Problem |
Copy each line in which the string "link" occurs.

Data records |
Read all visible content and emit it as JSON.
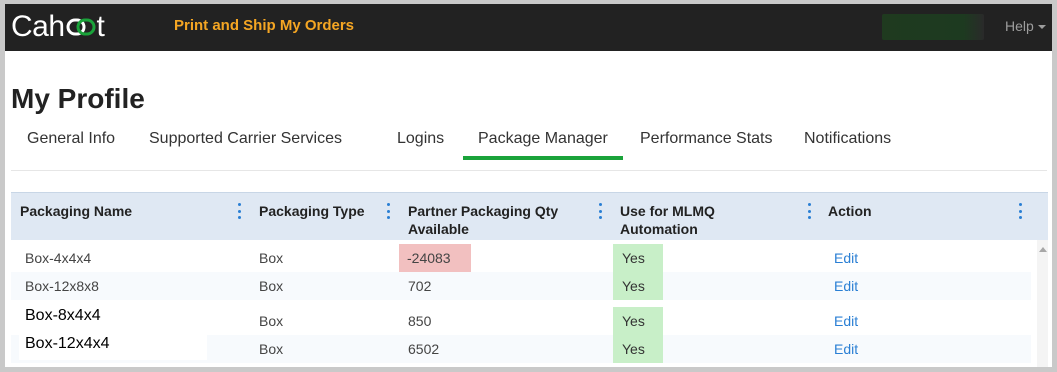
{
  "app": {
    "logo_left": "Cah",
    "logo_right": "t",
    "nav_title": "Print and Ship My Orders",
    "help_label": "Help"
  },
  "page": {
    "title": "My Profile"
  },
  "tabs": [
    {
      "label": "General Info",
      "active": false
    },
    {
      "label": "Supported Carrier Services",
      "active": false
    },
    {
      "label": "Logins",
      "active": false
    },
    {
      "label": "Package Manager",
      "active": true
    },
    {
      "label": "Performance Stats",
      "active": false
    },
    {
      "label": "Notifications",
      "active": false
    }
  ],
  "grid": {
    "columns": [
      {
        "label": "Packaging Name"
      },
      {
        "label": "Packaging Type"
      },
      {
        "label": "Partner Packaging Qty Available"
      },
      {
        "label": "Use for MLMQ Automation"
      },
      {
        "label": "Action"
      }
    ],
    "rows": [
      {
        "name": "Box-4x4x4",
        "type": "Box",
        "qty": "-24083",
        "mlmq": "Yes",
        "action": "Edit"
      },
      {
        "name": "Box-12x8x8",
        "type": "Box",
        "qty": "702",
        "mlmq": "Yes",
        "action": "Edit"
      },
      {
        "name": "Box-8x4x4",
        "type": "Box",
        "qty": "850",
        "mlmq": "Yes",
        "action": "Edit"
      },
      {
        "name": "Box-12x4x4",
        "type": "Box",
        "qty": "6502",
        "mlmq": "Yes",
        "action": "Edit"
      }
    ]
  },
  "colors": {
    "topbar": "#222222",
    "brand_orange": "#f5a623",
    "tab_active": "#1aa33a",
    "link": "#2a7fd4",
    "negative_qty": "#f2c0c0",
    "yes_bg": "#c8efc8",
    "header_bg": "#dfe8f3"
  },
  "icons": {
    "column_menu": "kebab-vertical-icon",
    "help_caret": "caret-down-icon",
    "logo_mark": "link-chain-icon"
  }
}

Answer to the task |
    "link": "#2a7fd4",
    "logo_mark": "link-chain-icon"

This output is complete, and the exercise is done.